» Stated problem
Compile every line that includes the word "text".
----------
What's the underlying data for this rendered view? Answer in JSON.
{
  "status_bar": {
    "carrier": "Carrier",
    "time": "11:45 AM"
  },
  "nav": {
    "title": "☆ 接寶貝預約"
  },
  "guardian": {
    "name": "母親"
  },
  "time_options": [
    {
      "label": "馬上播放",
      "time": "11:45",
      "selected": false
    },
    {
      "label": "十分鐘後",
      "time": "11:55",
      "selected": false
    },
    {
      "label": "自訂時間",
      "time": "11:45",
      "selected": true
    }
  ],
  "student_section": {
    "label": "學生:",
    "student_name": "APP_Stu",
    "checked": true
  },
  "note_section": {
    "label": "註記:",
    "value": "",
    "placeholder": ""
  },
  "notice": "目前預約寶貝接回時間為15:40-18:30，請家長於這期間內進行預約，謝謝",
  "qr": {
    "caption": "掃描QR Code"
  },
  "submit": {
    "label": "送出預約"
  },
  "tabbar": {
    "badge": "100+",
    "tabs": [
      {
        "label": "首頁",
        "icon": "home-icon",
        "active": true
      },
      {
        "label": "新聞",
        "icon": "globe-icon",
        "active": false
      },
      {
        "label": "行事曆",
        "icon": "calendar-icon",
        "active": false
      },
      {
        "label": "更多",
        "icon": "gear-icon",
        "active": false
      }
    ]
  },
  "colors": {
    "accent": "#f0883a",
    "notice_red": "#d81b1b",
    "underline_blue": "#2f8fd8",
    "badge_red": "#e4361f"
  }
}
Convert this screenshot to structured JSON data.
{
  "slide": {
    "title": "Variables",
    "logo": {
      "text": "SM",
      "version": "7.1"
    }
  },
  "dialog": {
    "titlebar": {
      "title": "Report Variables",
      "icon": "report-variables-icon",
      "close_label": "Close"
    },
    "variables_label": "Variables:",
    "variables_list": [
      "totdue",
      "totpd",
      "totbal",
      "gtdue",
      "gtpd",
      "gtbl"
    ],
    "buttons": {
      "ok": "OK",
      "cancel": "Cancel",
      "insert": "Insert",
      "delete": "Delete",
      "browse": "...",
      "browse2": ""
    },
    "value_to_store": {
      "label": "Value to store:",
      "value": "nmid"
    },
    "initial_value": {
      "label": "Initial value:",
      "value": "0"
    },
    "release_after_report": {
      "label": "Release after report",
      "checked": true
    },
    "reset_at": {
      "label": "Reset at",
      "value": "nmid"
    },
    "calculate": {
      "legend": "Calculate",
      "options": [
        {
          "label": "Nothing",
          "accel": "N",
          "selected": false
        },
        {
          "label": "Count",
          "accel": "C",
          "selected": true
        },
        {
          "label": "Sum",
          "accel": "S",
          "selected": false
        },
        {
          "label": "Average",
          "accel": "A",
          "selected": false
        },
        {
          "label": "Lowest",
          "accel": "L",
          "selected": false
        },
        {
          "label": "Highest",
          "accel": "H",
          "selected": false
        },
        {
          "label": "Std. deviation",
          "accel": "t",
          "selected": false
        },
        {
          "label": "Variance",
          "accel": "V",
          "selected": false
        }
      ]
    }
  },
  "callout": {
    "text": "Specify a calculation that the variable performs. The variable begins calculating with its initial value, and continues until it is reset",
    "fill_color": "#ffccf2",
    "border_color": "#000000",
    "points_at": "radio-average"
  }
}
----------
» Answer for the task
      "text": "SM",
    "text": "Specify a calculation that the variable performs. The variable begins calculating with its initial value, and continues until it is reset",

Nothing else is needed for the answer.